What is expected -
Extract every line of the material below and reproduce it word for word, leaving the pictures out of your answer.

(Excerpt from a dataset)
^^^^^^^^^^^^^^^^
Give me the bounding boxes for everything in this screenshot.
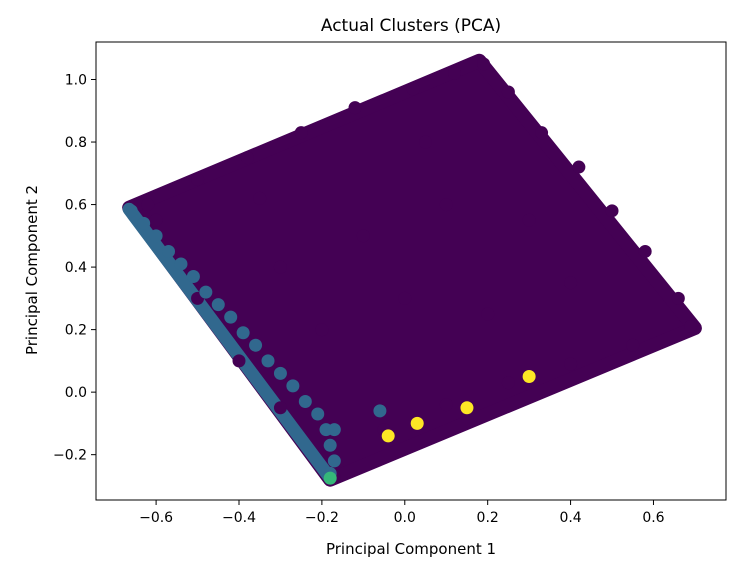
x-tick-label: 0.4 [559, 510, 581, 526]
data-point [186, 269, 200, 283]
chart-title: Actual Clusters (PCA) [321, 16, 501, 36]
y-tick-label: 0.0 [65, 385, 87, 401]
data-point [522, 213, 536, 227]
data-point [671, 291, 685, 305]
axis-ticks: −0.6 −0.4 −0.2 0.0 0.2 0.4 0.6 −0.2 0.0 0.2 0.4 0.6… [53, 73, 665, 526]
data-point [249, 338, 263, 352]
data-point [564, 276, 578, 290]
x-tick-label: 0.6 [642, 510, 664, 526]
data-point [298, 395, 312, 409]
data-point [605, 204, 619, 218]
data-point [286, 379, 300, 393]
series-3 [381, 370, 536, 443]
data-point [477, 57, 491, 71]
x-tick-label: 0.0 [394, 510, 416, 526]
data-point [439, 398, 453, 412]
y-tick-label: 0.6 [65, 198, 87, 214]
data-point [373, 404, 387, 418]
axes-frame [95, 41, 727, 501]
data-point [323, 471, 337, 485]
y-tick-label: 1.0 [65, 73, 87, 89]
data-point [240, 151, 254, 165]
series-0 [141, 57, 698, 484]
data-point [460, 401, 474, 415]
data-point [311, 407, 325, 421]
data-point [406, 82, 420, 96]
y-tick-label: 0.2 [65, 323, 87, 339]
data-point [684, 319, 698, 333]
data-point [327, 423, 341, 437]
y-tick-label: 0.4 [65, 260, 87, 276]
y-axis-label: Principal Component 2 [23, 185, 41, 355]
data-point [348, 101, 362, 115]
data-point [273, 366, 287, 380]
data-point [191, 173, 205, 187]
data-point [501, 85, 515, 99]
series-1 [124, 204, 387, 480]
data-point [162, 244, 176, 258]
data-point [564, 357, 578, 371]
data-point [273, 260, 287, 274]
y-tick-label: −0.2 [53, 448, 87, 464]
data-point [315, 323, 329, 337]
x-tick-label: −0.6 [139, 510, 173, 526]
data-point [224, 310, 238, 324]
data-point [522, 370, 536, 384]
data-point [211, 298, 225, 312]
data-point [149, 213, 163, 227]
data-point [323, 438, 337, 452]
data-point [137, 216, 151, 230]
x-tick-label: 0.2 [477, 510, 499, 526]
y-tick-label: 0.8 [65, 135, 87, 151]
x-axis-label: Principal Component 1 [326, 540, 496, 558]
data-point [236, 326, 250, 340]
data-point [448, 66, 462, 80]
data-point [199, 285, 213, 299]
data-point [141, 198, 155, 212]
data-point [572, 160, 586, 174]
data-point [419, 135, 433, 149]
data-point [356, 229, 370, 243]
plot-area [122, 53, 702, 487]
x-tick-label: −0.4 [222, 510, 256, 526]
data-point [398, 291, 412, 305]
data-point [149, 229, 163, 243]
data-point [327, 454, 341, 468]
data-point [261, 354, 275, 368]
data-point [294, 126, 308, 140]
data-point [626, 338, 640, 352]
data-point [381, 429, 395, 443]
data-point [124, 204, 138, 218]
data-point [535, 126, 549, 140]
data-point [253, 191, 267, 205]
data-point [501, 376, 515, 390]
data-point [232, 354, 246, 368]
data-point [174, 257, 188, 271]
data-point [439, 198, 453, 212]
series-2 [323, 471, 337, 485]
data-point [638, 244, 652, 258]
data-point [273, 401, 287, 415]
x-tick-label: −0.2 [305, 510, 339, 526]
data-point [410, 416, 424, 430]
data-point [481, 307, 495, 321]
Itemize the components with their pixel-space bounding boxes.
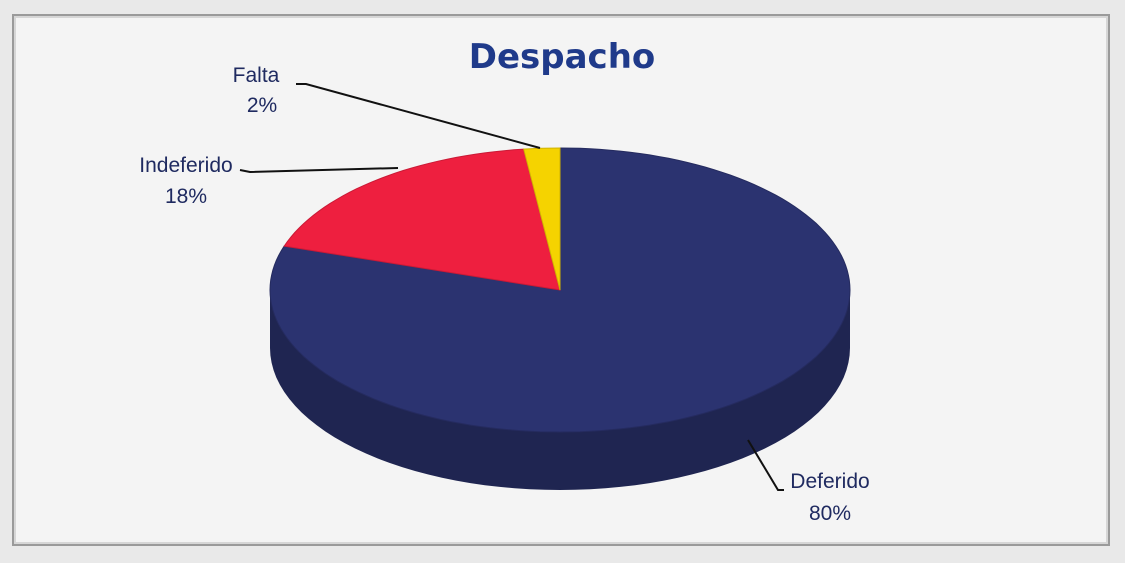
leader-line-deferido: [747, 439, 784, 491]
leader-line-falta: [296, 83, 541, 149]
pie-side-deferido: [270, 290, 850, 490]
slice-label-indeferido-name: Indeferido: [139, 154, 232, 177]
pie-tops: [269, 147, 851, 433]
chart-title: Despacho: [469, 37, 656, 77]
leader-line-indeferido: [239, 167, 399, 174]
slice-label-deferido-value: 80%: [809, 502, 851, 525]
slice-label-indeferido-value: 18%: [165, 185, 207, 208]
pie-slice-indeferido: [283, 148, 561, 291]
slice-label-falta-value: 2%: [247, 94, 277, 117]
slice-label-deferido-name: Deferido: [790, 470, 869, 493]
slice-label-falta-name: Falta: [233, 64, 280, 87]
pie-slice-falta: [523, 147, 561, 291]
pie-sides: [270, 290, 850, 490]
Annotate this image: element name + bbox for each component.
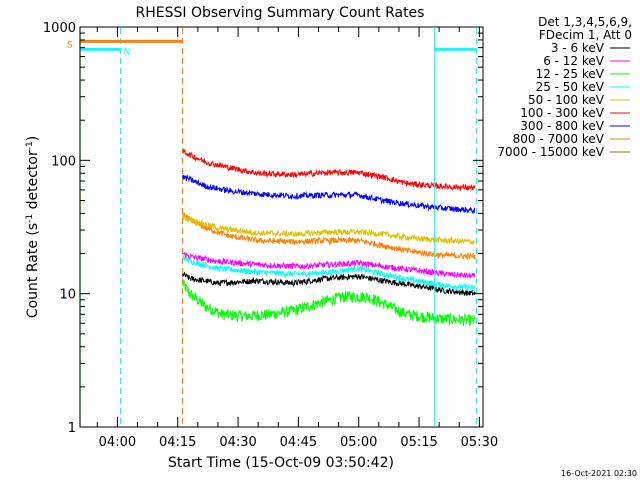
^^^^^^^^^^^^^^^^
Finished task -
Give me the bounding boxes for everything in this screenshot.
x-tick-label: 0.4 [559, 510, 581, 526]
data-point [186, 269, 200, 283]
chart-title: Actual Clusters (PCA) [321, 16, 501, 36]
y-tick-label: 0.0 [65, 385, 87, 401]
data-point [522, 213, 536, 227]
data-point [671, 291, 685, 305]
axis-ticks: −0.6 −0.4 −0.2 0.0 0.2 0.4 0.6 −0.2 0.0 0.2 0.4 0.6… [53, 73, 665, 526]
data-point [249, 338, 263, 352]
data-point [564, 276, 578, 290]
x-tick-label: 0.6 [642, 510, 664, 526]
data-point [298, 395, 312, 409]
data-point [605, 204, 619, 218]
data-point [286, 379, 300, 393]
series-3 [381, 370, 536, 443]
data-point [477, 57, 491, 71]
x-tick-label: 0.0 [394, 510, 416, 526]
data-point [439, 398, 453, 412]
y-tick-label: 0.6 [65, 198, 87, 214]
data-point [373, 404, 387, 418]
axes-frame [95, 41, 727, 501]
data-point [323, 471, 337, 485]
y-tick-label: 1.0 [65, 73, 87, 89]
data-point [240, 151, 254, 165]
series-0 [141, 57, 698, 484]
data-point [460, 401, 474, 415]
data-point [311, 407, 325, 421]
data-point [406, 82, 420, 96]
y-tick-label: 0.2 [65, 323, 87, 339]
data-point [684, 319, 698, 333]
data-point [327, 423, 341, 437]
y-tick-label: 0.4 [65, 260, 87, 276]
y-axis-label: Principal Component 2 [23, 185, 41, 355]
data-point [348, 101, 362, 115]
data-point [273, 366, 287, 380]
data-point [191, 173, 205, 187]
data-point [501, 85, 515, 99]
series-1 [124, 204, 387, 480]
data-point [162, 244, 176, 258]
data-point [564, 357, 578, 371]
data-point [273, 260, 287, 274]
y-tick-label: −0.2 [53, 448, 87, 464]
data-point [315, 323, 329, 337]
x-tick-label: −0.6 [139, 510, 173, 526]
data-point [224, 310, 238, 324]
data-point [522, 370, 536, 384]
data-point [211, 298, 225, 312]
data-point [149, 213, 163, 227]
data-point [323, 438, 337, 452]
data-point [137, 216, 151, 230]
x-tick-label: 0.2 [477, 510, 499, 526]
y-tick-label: 0.8 [65, 135, 87, 151]
x-axis-label: Principal Component 1 [326, 540, 496, 558]
data-point [236, 326, 250, 340]
data-point [448, 66, 462, 80]
data-point [199, 285, 213, 299]
data-point [141, 198, 155, 212]
data-point [572, 160, 586, 174]
data-point [419, 135, 433, 149]
data-point [356, 229, 370, 243]
plot-area [122, 53, 702, 487]
x-tick-label: −0.4 [222, 510, 256, 526]
data-point [398, 291, 412, 305]
data-point [149, 229, 163, 243]
data-point [327, 454, 341, 468]
data-point [261, 354, 275, 368]
data-point [294, 126, 308, 140]
data-point [626, 338, 640, 352]
data-point [381, 429, 395, 443]
data-point [124, 204, 138, 218]
data-point [535, 126, 549, 140]
data-point [253, 191, 267, 205]
data-point [501, 376, 515, 390]
data-point [232, 354, 246, 368]
data-point [174, 257, 188, 271]
data-point [439, 198, 453, 212]
series-2 [323, 471, 337, 485]
data-point [638, 244, 652, 258]
data-point [273, 401, 287, 415]
x-tick-label: −0.2 [305, 510, 339, 526]
data-point [410, 416, 424, 430]
data-point [481, 307, 495, 321]
Itemize the components with their pixel-space bounding boxes.
leader-line-deferido: [747, 439, 784, 491]
leader-line-falta: [296, 83, 541, 149]
pie-side-deferido: [270, 290, 850, 490]
slice-label-indeferido-name: Indeferido: [139, 154, 232, 177]
pie-tops: [269, 147, 851, 433]
chart-title: Despacho: [469, 37, 656, 77]
leader-line-indeferido: [239, 167, 399, 174]
slice-label-deferido-value: 80%: [809, 502, 851, 525]
slice-label-indeferido-value: 18%: [165, 185, 207, 208]
pie-slice-indeferido: [283, 148, 561, 291]
slice-label-falta-value: 2%: [247, 94, 277, 117]
slice-label-deferido-name: Deferido: [790, 470, 869, 493]
slice-label-falta-name: Falta: [233, 64, 280, 87]
pie-slice-falta: [523, 147, 561, 291]
pie-sides: [270, 290, 850, 490]
Annotate this image: element name + bbox for each component.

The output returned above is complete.